§ MATERIAL TO PROCESS:
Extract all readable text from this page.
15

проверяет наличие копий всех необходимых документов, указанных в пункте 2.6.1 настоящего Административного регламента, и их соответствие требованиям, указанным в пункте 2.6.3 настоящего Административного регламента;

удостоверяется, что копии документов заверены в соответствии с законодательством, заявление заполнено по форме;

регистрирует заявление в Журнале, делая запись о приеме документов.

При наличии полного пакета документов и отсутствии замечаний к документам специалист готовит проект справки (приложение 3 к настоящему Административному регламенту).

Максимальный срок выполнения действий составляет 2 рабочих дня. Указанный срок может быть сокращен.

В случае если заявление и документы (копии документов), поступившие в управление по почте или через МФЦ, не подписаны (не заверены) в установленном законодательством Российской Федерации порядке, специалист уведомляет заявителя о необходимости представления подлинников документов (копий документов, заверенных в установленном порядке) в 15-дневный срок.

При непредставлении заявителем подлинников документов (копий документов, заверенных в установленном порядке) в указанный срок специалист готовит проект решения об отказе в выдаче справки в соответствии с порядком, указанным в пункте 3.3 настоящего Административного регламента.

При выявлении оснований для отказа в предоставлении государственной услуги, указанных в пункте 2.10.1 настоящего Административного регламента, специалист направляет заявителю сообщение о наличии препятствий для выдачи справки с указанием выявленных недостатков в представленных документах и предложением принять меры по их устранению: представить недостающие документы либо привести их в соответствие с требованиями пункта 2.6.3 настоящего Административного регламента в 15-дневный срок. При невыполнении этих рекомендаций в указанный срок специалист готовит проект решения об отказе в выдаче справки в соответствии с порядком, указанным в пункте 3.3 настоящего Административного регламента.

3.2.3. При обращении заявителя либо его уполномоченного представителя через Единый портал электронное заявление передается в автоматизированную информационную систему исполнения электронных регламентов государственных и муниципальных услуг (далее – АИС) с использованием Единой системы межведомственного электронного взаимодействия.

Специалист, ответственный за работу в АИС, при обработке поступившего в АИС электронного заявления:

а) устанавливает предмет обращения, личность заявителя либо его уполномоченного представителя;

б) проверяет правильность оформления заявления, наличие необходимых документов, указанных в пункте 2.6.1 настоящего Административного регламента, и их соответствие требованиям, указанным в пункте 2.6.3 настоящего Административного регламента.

§ EXERCISE REQUIREMENTS: Repeat the data precisely, line by line.

§ CORRECT RESPONSE:
Extract all readable text from this page.
15

проверяет наличие копий всех необходимых документов, указанных в пункте 2.6.1 настоящего Административного регламента, и их соответствие требованиям, указанным в пункте 2.6.3 настоящего Административного регламента;

удостоверяется, что копии документов заверены в соответствии с законодательством, заявление заполнено по форме;

регистрирует заявление в Журнале, делая запись о приеме документов.

При наличии полного пакета документов и отсутствии замечаний к документам специалист готовит проект справки (приложение 3 к настоящему Административному регламенту).

Максимальный срок выполнения действий составляет 2 рабочих дня. Указанный срок может быть сокращен.

В случае если заявление и документы (копии документов), поступившие в управление по почте или через МФЦ, не подписаны (не заверены) в установленном законодательством Российской Федерации порядке, специалист уведомляет заявителя о необходимости представления подлинников документов (копий документов, заверенных в установленном порядке) в 15-дневный срок.

При непредставлении заявителем подлинников документов (копий документов, заверенных в установленном порядке) в указанный срок специалист готовит проект решения об отказе в выдаче справки в соответствии с порядком, указанным в пункте 3.3 настоящего Административного регламента.

При выявлении оснований для отказа в предоставлении государственной услуги, указанных в пункте 2.10.1 настоящего Административного регламента, специалист направляет заявителю сообщение о наличии препятствий для выдачи справки с указанием выявленных недостатков в представленных документах и предложением принять меры по их устранению: представить недостающие документы либо привести их в соответствие с требованиями пункта 2.6.3 настоящего Административного регламента в 15-дневный срок. При невыполнении этих рекомендаций в указанный срок специалист готовит проект решения об отказе в выдаче справки в соответствии с порядком, указанным в пункте 3.3 настоящего Административного регламента.

3.2.3. При обращении заявителя либо его уполномоченного представителя через Единый портал электронное заявление передается в автоматизированную информационную систему исполнения электронных регламентов государственных и муниципальных услуг (далее – АИС) с использованием Единой системы межведомственного электронного взаимодействия.

Специалист, ответственный за работу в АИС, при обработке поступившего в АИС электронного заявления:

а) устанавливает предмет обращения, личность заявителя либо его уполномоченного представителя;

б) проверяет правильность оформления заявления, наличие необходимых документов, указанных в пункте 2.6.1 настоящего Административного регламента, и их соответствие требованиям, указанным в пункте 2.6.3 настоящего Административного регламента.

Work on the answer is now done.